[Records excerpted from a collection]
--- Begin ---

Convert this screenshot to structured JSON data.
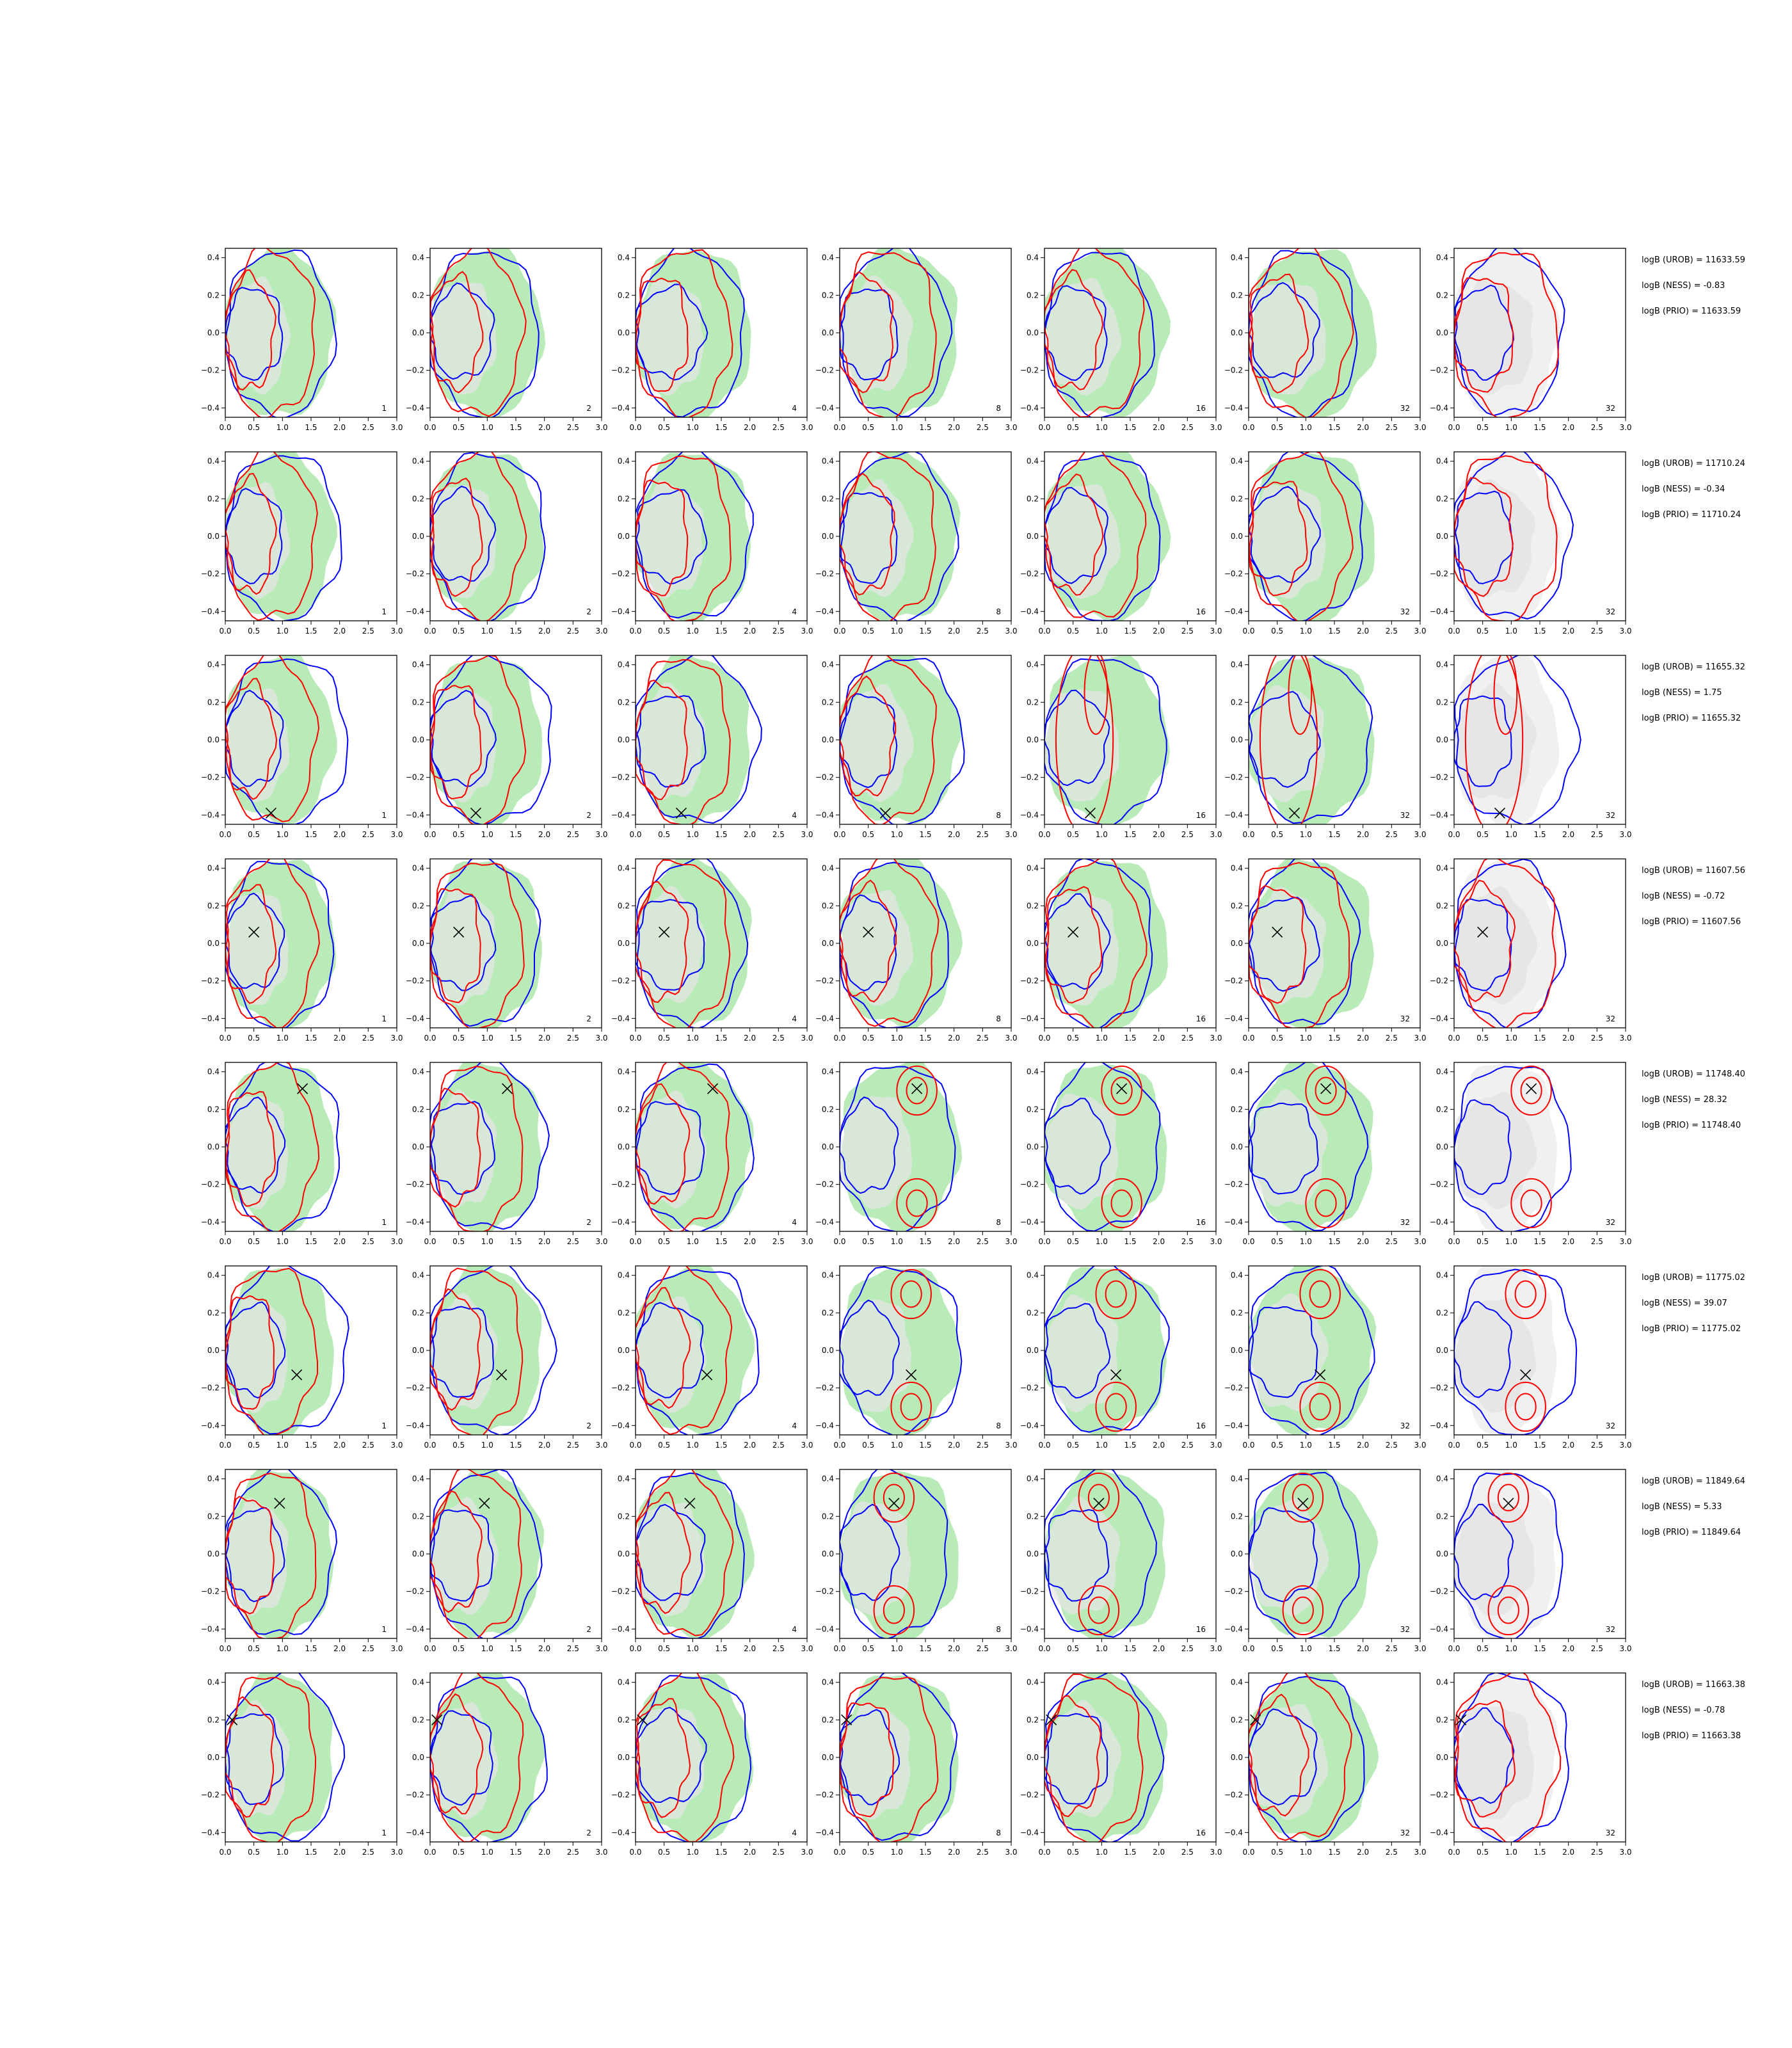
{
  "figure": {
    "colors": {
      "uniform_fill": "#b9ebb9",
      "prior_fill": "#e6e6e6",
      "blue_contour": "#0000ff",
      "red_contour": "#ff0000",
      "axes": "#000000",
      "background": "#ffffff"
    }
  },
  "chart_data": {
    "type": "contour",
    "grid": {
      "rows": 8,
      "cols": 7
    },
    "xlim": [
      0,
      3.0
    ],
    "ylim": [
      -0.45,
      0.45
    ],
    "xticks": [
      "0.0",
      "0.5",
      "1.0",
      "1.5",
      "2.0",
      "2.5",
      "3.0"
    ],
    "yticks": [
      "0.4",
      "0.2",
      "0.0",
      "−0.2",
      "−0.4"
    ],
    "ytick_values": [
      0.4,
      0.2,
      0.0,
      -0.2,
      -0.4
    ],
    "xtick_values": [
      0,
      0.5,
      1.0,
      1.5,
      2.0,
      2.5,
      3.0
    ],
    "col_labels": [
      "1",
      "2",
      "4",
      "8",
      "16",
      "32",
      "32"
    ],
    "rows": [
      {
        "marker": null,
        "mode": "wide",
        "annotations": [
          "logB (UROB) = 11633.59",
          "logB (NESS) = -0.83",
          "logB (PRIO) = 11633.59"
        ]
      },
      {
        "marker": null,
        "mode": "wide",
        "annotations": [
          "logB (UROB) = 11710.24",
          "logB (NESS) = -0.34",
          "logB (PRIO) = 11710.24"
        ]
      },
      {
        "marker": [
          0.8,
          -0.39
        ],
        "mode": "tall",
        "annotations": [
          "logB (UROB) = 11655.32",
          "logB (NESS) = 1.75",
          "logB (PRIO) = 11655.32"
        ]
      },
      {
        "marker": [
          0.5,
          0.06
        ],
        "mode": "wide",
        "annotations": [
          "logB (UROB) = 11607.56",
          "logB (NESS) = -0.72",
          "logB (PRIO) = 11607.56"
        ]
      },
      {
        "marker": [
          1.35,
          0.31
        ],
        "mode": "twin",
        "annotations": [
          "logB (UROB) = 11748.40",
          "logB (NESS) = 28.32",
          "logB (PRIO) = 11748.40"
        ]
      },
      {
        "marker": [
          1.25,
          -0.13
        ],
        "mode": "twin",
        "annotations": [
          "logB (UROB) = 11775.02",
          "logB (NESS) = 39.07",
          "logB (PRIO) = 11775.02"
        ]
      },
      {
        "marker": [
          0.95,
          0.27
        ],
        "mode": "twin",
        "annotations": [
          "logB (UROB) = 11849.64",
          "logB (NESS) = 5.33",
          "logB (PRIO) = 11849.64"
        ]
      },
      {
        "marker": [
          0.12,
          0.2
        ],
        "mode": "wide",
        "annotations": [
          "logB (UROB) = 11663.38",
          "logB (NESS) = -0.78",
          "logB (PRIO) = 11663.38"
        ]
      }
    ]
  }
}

--- End ---

Short problem → The data above needs to be retyped exactly, with the images left out.

Correct output →
Convert this screenshot to structured JSON data.
{
  "figure": {
    "colors": {
      "uniform_fill": "#b9ebb9",
      "prior_fill": "#e6e6e6",
      "blue_contour": "#0000ff",
      "red_contour": "#ff0000",
      "axes": "#000000",
      "background": "#ffffff"
    }
  },
  "chart_data": {
    "type": "contour",
    "grid": {
      "rows": 8,
      "cols": 7
    },
    "xlim": [
      0,
      3.0
    ],
    "ylim": [
      -0.45,
      0.45
    ],
    "xticks": [
      "0.0",
      "0.5",
      "1.0",
      "1.5",
      "2.0",
      "2.5",
      "3.0"
    ],
    "yticks": [
      "0.4",
      "0.2",
      "0.0",
      "−0.2",
      "−0.4"
    ],
    "ytick_values": [
      0.4,
      0.2,
      0.0,
      -0.2,
      -0.4
    ],
    "xtick_values": [
      0,
      0.5,
      1.0,
      1.5,
      2.0,
      2.5,
      3.0
    ],
    "col_labels": [
      "1",
      "2",
      "4",
      "8",
      "16",
      "32",
      "32"
    ],
    "rows": [
      {
        "marker": null,
        "mode": "wide",
        "annotations": [
          "logB (UROB) = 11633.59",
          "logB (NESS) = -0.83",
          "logB (PRIO) = 11633.59"
        ]
      },
      {
        "marker": null,
        "mode": "wide",
        "annotations": [
          "logB (UROB) = 11710.24",
          "logB (NESS) = -0.34",
          "logB (PRIO) = 11710.24"
        ]
      },
      {
        "marker": [
          0.8,
          -0.39
        ],
        "mode": "tall",
        "annotations": [
          "logB (UROB) = 11655.32",
          "logB (NESS) = 1.75",
          "logB (PRIO) = 11655.32"
        ]
      },
      {
        "marker": [
          0.5,
          0.06
        ],
        "mode": "wide",
        "annotations": [
          "logB (UROB) = 11607.56",
          "logB (NESS) = -0.72",
          "logB (PRIO) = 11607.56"
        ]
      },
      {
        "marker": [
          1.35,
          0.31
        ],
        "mode": "twin",
        "annotations": [
          "logB (UROB) = 11748.40",
          "logB (NESS) = 28.32",
          "logB (PRIO) = 11748.40"
        ]
      },
      {
        "marker": [
          1.25,
          -0.13
        ],
        "mode": "twin",
        "annotations": [
          "logB (UROB) = 11775.02",
          "logB (NESS) = 39.07",
          "logB (PRIO) = 11775.02"
        ]
      },
      {
        "marker": [
          0.95,
          0.27
        ],
        "mode": "twin",
        "annotations": [
          "logB (UROB) = 11849.64",
          "logB (NESS) = 5.33",
          "logB (PRIO) = 11849.64"
        ]
      },
      {
        "marker": [
          0.12,
          0.2
        ],
        "mode": "wide",
        "annotations": [
          "logB (UROB) = 11663.38",
          "logB (NESS) = -0.78",
          "logB (PRIO) = 11663.38"
        ]
      }
    ]
  }
}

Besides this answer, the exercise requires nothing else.